## start

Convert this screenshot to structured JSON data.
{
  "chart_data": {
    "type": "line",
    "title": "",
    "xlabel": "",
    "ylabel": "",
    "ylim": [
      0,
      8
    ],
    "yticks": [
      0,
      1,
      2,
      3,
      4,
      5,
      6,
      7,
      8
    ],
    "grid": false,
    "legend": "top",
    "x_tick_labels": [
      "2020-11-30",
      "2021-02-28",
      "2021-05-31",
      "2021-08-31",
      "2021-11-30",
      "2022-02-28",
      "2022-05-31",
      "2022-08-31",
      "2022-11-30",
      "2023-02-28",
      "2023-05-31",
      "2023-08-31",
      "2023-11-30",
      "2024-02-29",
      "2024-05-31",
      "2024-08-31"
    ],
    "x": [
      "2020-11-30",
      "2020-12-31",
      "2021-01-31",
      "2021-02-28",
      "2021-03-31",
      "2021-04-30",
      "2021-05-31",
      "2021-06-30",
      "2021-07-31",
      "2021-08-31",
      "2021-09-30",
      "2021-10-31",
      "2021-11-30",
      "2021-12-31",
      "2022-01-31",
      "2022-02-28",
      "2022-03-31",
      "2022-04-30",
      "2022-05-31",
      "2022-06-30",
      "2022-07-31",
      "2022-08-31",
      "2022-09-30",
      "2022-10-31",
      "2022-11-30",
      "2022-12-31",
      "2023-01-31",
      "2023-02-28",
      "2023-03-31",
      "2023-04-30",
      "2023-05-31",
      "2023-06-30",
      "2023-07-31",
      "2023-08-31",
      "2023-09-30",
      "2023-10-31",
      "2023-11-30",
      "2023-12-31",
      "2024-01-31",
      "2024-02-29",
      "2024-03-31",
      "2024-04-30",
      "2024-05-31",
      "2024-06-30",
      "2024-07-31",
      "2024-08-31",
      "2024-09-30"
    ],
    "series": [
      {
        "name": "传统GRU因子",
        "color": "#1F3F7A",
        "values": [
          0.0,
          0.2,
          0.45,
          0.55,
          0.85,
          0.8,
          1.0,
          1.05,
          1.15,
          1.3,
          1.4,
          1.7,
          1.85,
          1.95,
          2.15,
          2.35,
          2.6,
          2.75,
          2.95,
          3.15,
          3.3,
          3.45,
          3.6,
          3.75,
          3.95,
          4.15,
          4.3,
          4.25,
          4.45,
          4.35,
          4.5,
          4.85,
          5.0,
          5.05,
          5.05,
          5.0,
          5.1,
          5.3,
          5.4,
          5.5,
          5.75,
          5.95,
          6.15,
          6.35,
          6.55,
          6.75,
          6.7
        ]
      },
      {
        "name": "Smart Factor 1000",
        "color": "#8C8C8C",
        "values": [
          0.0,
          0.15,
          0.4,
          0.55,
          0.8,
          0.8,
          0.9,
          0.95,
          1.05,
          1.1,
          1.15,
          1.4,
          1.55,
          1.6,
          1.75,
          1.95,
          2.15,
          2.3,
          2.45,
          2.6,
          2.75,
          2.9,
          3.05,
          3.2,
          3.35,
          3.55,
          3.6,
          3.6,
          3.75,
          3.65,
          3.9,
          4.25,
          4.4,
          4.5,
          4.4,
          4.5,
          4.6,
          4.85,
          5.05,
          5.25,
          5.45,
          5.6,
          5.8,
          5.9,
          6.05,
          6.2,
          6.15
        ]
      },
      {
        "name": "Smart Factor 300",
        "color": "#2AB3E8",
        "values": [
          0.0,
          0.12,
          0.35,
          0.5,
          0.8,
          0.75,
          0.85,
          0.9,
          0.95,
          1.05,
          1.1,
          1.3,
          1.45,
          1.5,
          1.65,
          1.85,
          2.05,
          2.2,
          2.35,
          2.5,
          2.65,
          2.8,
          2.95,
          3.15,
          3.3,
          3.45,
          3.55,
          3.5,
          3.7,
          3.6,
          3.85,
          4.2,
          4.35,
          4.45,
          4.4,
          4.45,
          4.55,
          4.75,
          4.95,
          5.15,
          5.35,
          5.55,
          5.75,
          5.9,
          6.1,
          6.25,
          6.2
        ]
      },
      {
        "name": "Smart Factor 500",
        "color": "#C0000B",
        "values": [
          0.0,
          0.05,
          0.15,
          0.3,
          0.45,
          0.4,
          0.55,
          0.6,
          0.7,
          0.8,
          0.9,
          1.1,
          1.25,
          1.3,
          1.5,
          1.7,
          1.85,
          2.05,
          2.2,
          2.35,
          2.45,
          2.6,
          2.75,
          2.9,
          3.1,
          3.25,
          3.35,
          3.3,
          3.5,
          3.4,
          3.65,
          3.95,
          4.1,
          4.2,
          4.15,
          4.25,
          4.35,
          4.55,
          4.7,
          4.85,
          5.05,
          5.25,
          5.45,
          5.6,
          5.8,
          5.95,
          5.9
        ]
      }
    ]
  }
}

## end

WHAT IS BEING ASKED:
Copy out every line of the listing that contains the string "Factor".

FULL OUTPUT:
        "name": "Smart Factor 1000",
        "name": "Smart Factor 300",
        "name": "Smart Factor 500",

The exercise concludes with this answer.